--- Start ---

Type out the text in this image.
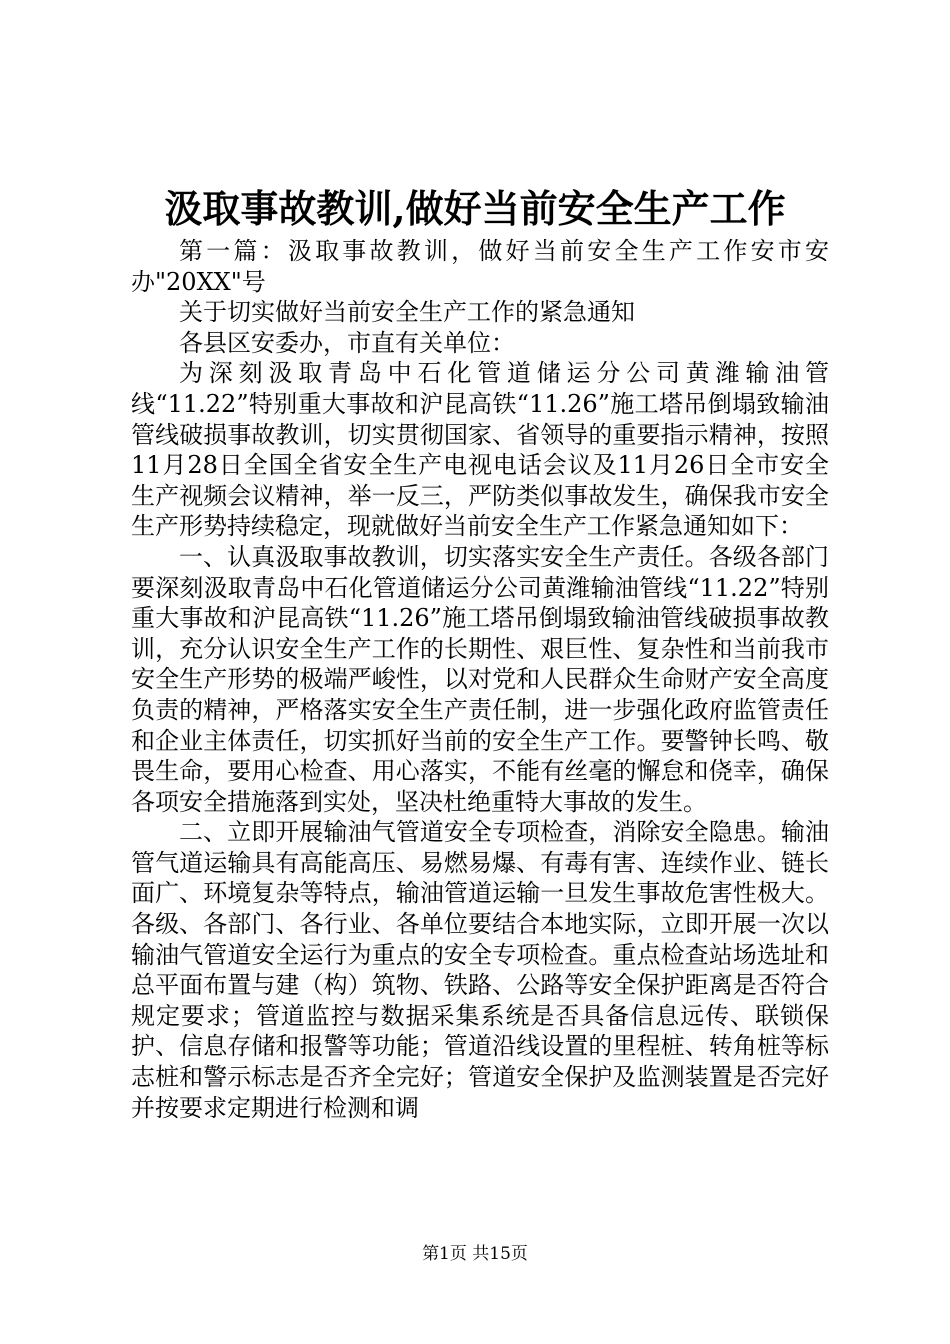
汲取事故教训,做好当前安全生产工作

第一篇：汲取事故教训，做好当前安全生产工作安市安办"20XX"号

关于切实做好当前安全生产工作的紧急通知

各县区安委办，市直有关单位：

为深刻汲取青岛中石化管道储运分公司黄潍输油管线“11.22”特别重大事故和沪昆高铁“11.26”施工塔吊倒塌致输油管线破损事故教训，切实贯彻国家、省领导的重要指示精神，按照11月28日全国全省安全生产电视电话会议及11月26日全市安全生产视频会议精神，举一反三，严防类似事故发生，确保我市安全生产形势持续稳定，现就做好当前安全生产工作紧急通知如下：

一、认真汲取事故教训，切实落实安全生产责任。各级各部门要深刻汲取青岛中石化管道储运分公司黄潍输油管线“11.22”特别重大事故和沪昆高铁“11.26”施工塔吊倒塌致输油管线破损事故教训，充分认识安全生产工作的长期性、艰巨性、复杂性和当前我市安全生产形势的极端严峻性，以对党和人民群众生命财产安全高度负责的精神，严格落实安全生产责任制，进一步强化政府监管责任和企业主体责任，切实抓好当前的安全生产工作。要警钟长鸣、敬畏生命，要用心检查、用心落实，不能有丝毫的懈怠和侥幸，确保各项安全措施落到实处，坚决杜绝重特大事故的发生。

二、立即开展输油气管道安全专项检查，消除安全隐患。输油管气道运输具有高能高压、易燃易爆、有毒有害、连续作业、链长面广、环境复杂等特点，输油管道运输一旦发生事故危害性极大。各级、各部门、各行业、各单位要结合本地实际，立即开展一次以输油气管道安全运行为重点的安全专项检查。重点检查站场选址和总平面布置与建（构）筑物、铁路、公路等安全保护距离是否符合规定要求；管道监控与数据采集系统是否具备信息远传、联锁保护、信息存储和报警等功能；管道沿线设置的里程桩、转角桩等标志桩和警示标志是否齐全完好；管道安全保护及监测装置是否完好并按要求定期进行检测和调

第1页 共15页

--- End ---
--- Start ---

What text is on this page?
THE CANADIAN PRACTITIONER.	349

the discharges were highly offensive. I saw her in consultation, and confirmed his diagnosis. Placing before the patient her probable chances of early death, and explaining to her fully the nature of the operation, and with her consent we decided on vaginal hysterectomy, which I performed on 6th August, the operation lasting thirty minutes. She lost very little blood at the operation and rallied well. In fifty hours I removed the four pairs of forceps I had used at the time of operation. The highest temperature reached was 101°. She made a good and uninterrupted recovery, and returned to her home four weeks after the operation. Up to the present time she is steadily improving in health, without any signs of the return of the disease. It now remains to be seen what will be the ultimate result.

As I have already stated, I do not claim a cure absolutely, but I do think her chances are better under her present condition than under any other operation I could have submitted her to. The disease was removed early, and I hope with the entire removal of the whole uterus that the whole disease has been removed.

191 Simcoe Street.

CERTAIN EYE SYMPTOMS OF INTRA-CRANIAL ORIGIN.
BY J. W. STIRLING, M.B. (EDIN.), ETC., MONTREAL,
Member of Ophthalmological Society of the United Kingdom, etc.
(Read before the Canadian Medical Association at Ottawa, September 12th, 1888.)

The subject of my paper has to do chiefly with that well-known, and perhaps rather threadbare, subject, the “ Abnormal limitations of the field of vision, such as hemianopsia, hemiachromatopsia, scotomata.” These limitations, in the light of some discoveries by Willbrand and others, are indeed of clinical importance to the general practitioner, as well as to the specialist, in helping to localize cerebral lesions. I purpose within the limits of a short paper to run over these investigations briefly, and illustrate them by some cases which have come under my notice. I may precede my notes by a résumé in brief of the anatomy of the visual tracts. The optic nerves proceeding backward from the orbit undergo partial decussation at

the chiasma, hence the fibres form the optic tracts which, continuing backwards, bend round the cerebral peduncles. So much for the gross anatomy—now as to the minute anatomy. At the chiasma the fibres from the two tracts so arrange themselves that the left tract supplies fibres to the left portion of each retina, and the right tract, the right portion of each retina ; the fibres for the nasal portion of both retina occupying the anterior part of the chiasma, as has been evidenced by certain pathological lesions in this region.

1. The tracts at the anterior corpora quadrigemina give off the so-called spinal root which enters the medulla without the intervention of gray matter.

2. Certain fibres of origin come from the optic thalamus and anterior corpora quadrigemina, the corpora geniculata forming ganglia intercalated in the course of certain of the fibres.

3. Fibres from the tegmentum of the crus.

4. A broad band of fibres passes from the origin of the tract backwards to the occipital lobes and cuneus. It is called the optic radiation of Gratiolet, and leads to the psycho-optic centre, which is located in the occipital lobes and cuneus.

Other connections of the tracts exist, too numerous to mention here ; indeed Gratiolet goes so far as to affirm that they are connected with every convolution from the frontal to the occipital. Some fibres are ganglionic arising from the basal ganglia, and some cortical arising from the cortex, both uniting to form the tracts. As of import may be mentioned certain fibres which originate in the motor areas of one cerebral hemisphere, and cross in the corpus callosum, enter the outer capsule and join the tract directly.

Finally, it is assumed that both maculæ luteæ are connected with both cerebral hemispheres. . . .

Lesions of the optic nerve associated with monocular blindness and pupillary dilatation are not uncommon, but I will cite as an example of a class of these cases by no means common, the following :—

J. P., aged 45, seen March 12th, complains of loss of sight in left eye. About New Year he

--- End ---

What you should do:
Report how many lines of the entries hold the string "left". Provide the number alone.

Exercise response:
2